■ **Work instructions**: Restate the full set of records exactly, word for word.

■ **Data for this exercise**:
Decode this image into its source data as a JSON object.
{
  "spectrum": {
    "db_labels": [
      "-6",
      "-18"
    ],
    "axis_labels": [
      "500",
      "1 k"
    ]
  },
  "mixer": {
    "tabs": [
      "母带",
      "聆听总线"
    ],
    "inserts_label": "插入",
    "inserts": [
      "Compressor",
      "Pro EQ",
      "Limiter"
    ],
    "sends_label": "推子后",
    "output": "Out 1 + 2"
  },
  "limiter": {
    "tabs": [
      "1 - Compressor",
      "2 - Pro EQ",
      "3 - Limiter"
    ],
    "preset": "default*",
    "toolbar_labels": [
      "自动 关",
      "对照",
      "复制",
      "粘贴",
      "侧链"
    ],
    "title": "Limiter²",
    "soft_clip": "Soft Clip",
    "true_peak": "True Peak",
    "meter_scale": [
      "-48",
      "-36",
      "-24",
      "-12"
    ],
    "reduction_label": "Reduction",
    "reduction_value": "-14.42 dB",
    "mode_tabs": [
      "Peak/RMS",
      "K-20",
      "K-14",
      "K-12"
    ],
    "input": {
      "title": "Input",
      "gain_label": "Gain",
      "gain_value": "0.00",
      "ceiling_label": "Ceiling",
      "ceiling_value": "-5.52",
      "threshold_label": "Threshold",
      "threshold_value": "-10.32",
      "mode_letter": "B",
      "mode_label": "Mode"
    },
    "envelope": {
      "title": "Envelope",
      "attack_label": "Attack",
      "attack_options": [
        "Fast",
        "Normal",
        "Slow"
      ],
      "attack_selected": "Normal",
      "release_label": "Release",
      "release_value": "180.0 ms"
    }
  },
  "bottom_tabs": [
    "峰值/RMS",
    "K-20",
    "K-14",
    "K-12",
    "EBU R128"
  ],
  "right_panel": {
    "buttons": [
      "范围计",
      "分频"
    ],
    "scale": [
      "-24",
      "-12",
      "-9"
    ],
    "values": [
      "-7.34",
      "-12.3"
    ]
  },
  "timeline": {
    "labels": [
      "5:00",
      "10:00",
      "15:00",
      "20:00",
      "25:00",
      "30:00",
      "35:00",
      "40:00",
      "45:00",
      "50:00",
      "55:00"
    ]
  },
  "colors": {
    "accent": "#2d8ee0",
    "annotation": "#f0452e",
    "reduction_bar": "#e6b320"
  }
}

■ **Output of the exercise**:
Decode this image into its source data as a JSON object.
{
  "spectrum": {
    "db_labels": [
      "-6",
      "-18"
    ],
    "axis_labels": [
      "500",
      "1 k"
    ]
  },
  "mixer": {
    "tabs": [
      "母带",
      "聆听总线"
    ],
    "inserts_label": "插入",
    "inserts": [
      "Compressor",
      "Pro EQ",
      "Limiter"
    ],
    "sends_label": "推子后",
    "output": "Out 1 + 2"
  },
  "limiter": {
    "tabs": [
      "1 - Compressor",
      "2 - Pro EQ",
      "3 - Limiter"
    ],
    "preset": "default*",
    "toolbar_labels": [
      "自动 关",
      "对照",
      "复制",
      "粘贴",
      "侧链"
    ],
    "title": "Limiter²",
    "soft_clip": "Soft Clip",
    "true_peak": "True Peak",
    "meter_scale": [
      "-48",
      "-36",
      "-24",
      "-12"
    ],
    "reduction_label": "Reduction",
    "reduction_value": "-14.42 dB",
    "mode_tabs": [
      "Peak/RMS",
      "K-20",
      "K-14",
      "K-12"
    ],
    "input": {
      "title": "Input",
      "gain_label": "Gain",
      "gain_value": "0.00",
      "ceiling_label": "Ceiling",
      "ceiling_value": "-5.52",
      "threshold_label": "Threshold",
      "threshold_value": "-10.32",
      "mode_letter": "B",
      "mode_label": "Mode"
    },
    "envelope": {
      "title": "Envelope",
      "attack_label": "Attack",
      "attack_options": [
        "Fast",
        "Normal",
        "Slow"
      ],
      "attack_selected": "Normal",
      "release_label": "Release",
      "release_value": "180.0 ms"
    }
  },
  "bottom_tabs": [
    "峰值/RMS",
    "K-20",
    "K-14",
    "K-12",
    "EBU R128"
  ],
  "right_panel": {
    "buttons": [
      "范围计",
      "分频"
    ],
    "scale": [
      "-24",
      "-12",
      "-9"
    ],
    "values": [
      "-7.34",
      "-12.3"
    ]
  },
  "timeline": {
    "labels": [
      "5:00",
      "10:00",
      "15:00",
      "20:00",
      "25:00",
      "30:00",
      "35:00",
      "40:00",
      "45:00",
      "50:00",
      "55:00"
    ]
  },
  "colors": {
    "accent": "#2d8ee0",
    "annotation": "#f0452e",
    "reduction_bar": "#e6b320"
  }
}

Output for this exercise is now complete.